- [The request] Skip the pictures. Copy all the rest of the records down exactly.

◆ ◆ ◆ ◆ ◆ ◆ ◆

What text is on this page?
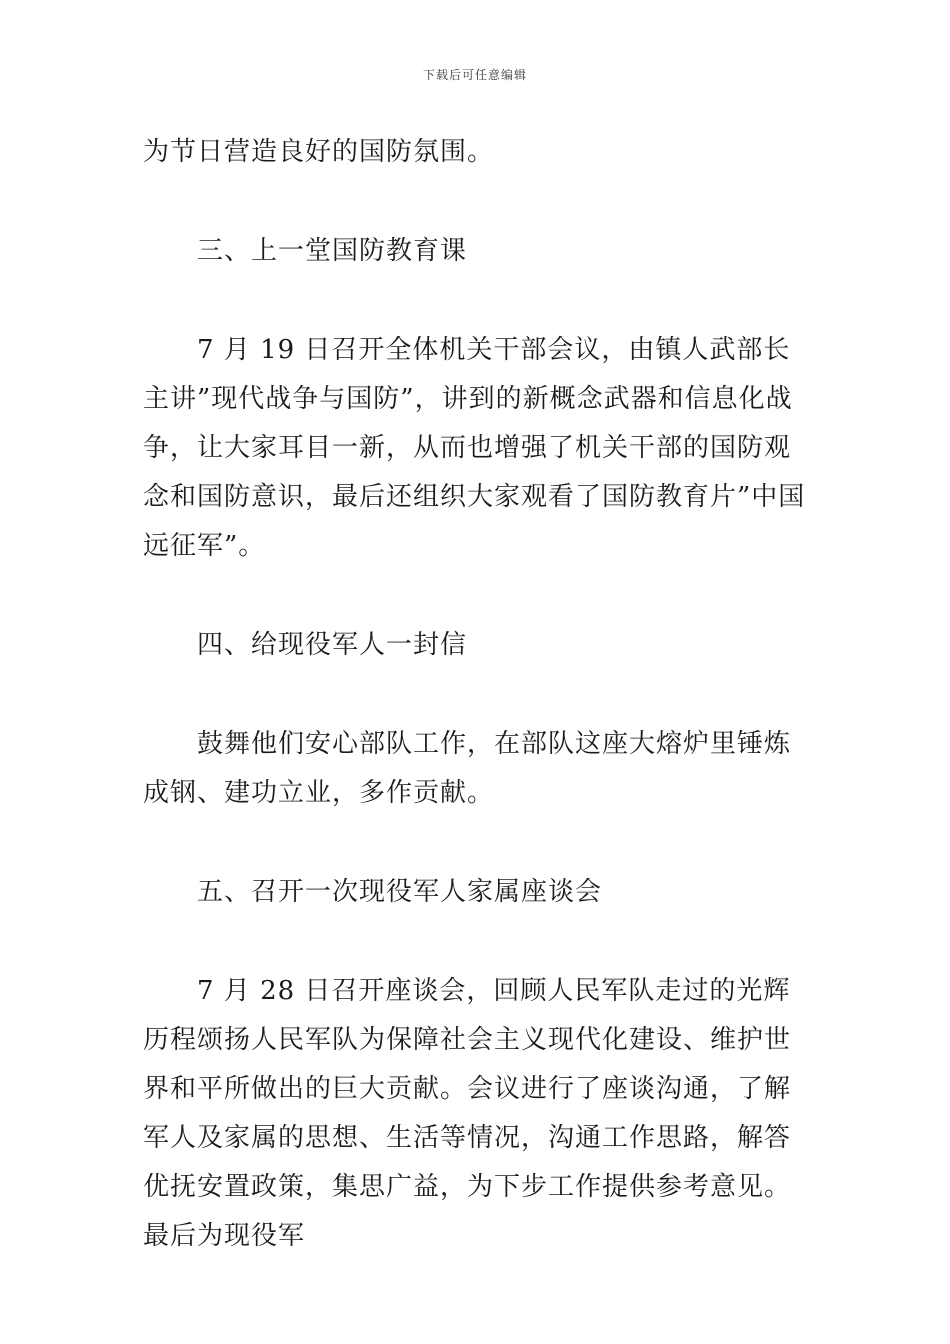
下载后可任意编辑

为节日营造良好的国防氛围。

三、上一堂国防教育课

7 月 19 日召开全体机关干部会议，由镇人武部长主讲”现代战争与国防”，讲到的新概念武器和信息化战争，让大家耳目一新，从而也增强了机关干部的国防观念和国防意识，最后还组织大家观看了国防教育片”中国远征军”。

四、给现役军人一封信

鼓舞他们安心部队工作，在部队这座大熔炉里锤炼成钢、建功立业，多作贡献。

五、召开一次现役军人家属座谈会

7 月 28 日召开座谈会，回顾人民军队走过的光辉历程颂扬人民军队为保障社会主义现代化建设、维护世界和平所做出的巨大贡献。会议进行了座谈沟通，了解军人及家属的思想、生活等情况，沟通工作思路，解答优抚安置政策，集思广益，为下步工作提供参考意见。最后为现役军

◆ ◆ ◆ ◆ ◆ ◆ ◆

- [Written solution]
What text is on this page?
下载后可任意编辑

为节日营造良好的国防氛围。

三、上一堂国防教育课

7 月 19 日召开全体机关干部会议，由镇人武部长主讲”现代战争与国防”，讲到的新概念武器和信息化战争，让大家耳目一新，从而也增强了机关干部的国防观念和国防意识，最后还组织大家观看了国防教育片”中国远征军”。

四、给现役军人一封信

鼓舞他们安心部队工作，在部队这座大熔炉里锤炼成钢、建功立业，多作贡献。

五、召开一次现役军人家属座谈会

7 月 28 日召开座谈会，回顾人民军队走过的光辉历程颂扬人民军队为保障社会主义现代化建设、维护世界和平所做出的巨大贡献。会议进行了座谈沟通，了解军人及家属的思想、生活等情况，沟通工作思路，解答优抚安置政策，集思广益，为下步工作提供参考意见。最后为现役军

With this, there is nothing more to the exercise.